The data:

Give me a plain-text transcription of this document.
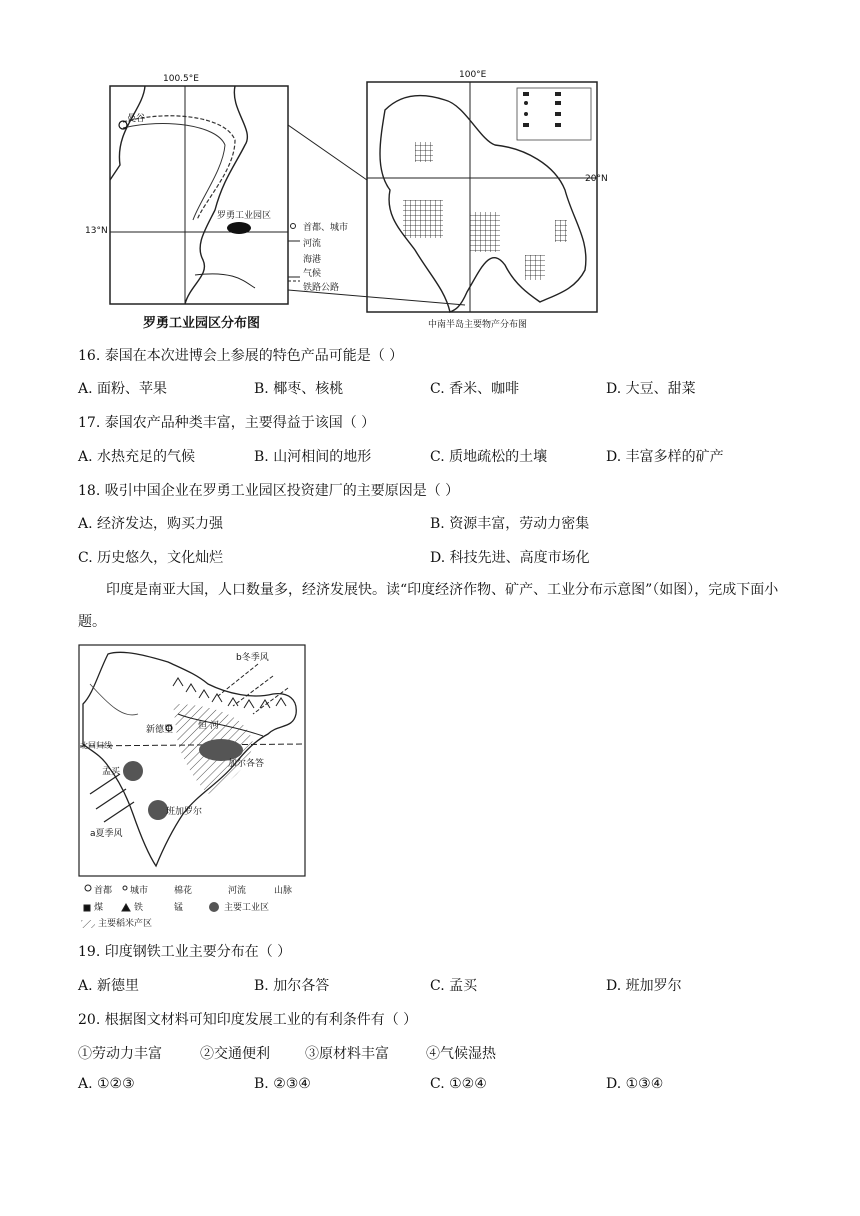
100.5°E
13°N
曼谷
罗勇工业园区
首都、城市
河流
海港
气候
铁路公路
罗勇工业园区分布图
100°E
20°N
中南半岛主要物产分布图
16. 泰国在本次进博会上参展的特色产品可能是（ ）
A. 面粉、苹果	B. 椰枣、核桃	C. 香米、咖啡	D. 大豆、甜菜
17. 泰国农产品种类丰富，主要得益于该国（ ）
A. 水热充足的气候	B. 山河相间的地形	C. 质地疏松的土壤	D. 丰富多样的矿产
18. 吸引中国企业在罗勇工业园区投资建厂的主要原因是（ ）
A. 经济发达，购买力强	B. 资源丰富，劳动力密集
C. 历史悠久，文化灿烂	D. 科技先进、高度市场化
印度是南亚大国，人口数量多，经济发展快。读“印度经济作物、矿产、工业分布示意图”（如图），完成下面小题。
b冬季风
新德里	恒 河
北回归线
加尔各答
孟买
班加罗尔
a夏季风
首都 城市	棉花	河流	山脉
煤	铁	锰	主要工业区
主要稻米产区
19. 印度钢铁工业主要分布在（ ）
A. 新德里	B. 加尔各答	C. 孟买	D. 班加罗尔
20. 根据图文材料可知印度发展工业的有利条件有（ ）
①劳动力丰富	②交通便利	③原材料丰富	④气候湿热
A. ①②③	B. ②③④	C. ①②④	D. ①③④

Problem statement: Transcribe the listing in full. Omit the pictures and keep every line exact.

Reply:
Give me a plain-text transcription of this document.
100.5°E
13°N
曼谷
罗勇工业园区
首都、城市
河流
海港
气候
铁路公路
罗勇工业园区分布图
100°E
20°N
中南半岛主要物产分布图
16. 泰国在本次进博会上参展的特色产品可能是（ ）
A. 面粉、苹果	B. 椰枣、核桃	C. 香米、咖啡	D. 大豆、甜菜
17. 泰国农产品种类丰富，主要得益于该国（ ）
A. 水热充足的气候	B. 山河相间的地形	C. 质地疏松的土壤	D. 丰富多样的矿产
18. 吸引中国企业在罗勇工业园区投资建厂的主要原因是（ ）
A. 经济发达，购买力强	B. 资源丰富，劳动力密集
C. 历史悠久，文化灿烂	D. 科技先进、高度市场化
印度是南亚大国，人口数量多，经济发展快。读“印度经济作物、矿产、工业分布示意图”（如图），完成下面小题。
b冬季风
新德里	恒 河
北回归线
加尔各答
孟买
班加罗尔
a夏季风
首都 城市	棉花	河流	山脉
煤	铁	锰	主要工业区
主要稻米产区
19. 印度钢铁工业主要分布在（ ）
A. 新德里	B. 加尔各答	C. 孟买	D. 班加罗尔
20. 根据图文材料可知印度发展工业的有利条件有（ ）
①劳动力丰富	②交通便利	③原材料丰富	④气候湿热
A. ①②③	B. ②③④	C. ①②④	D. ①③④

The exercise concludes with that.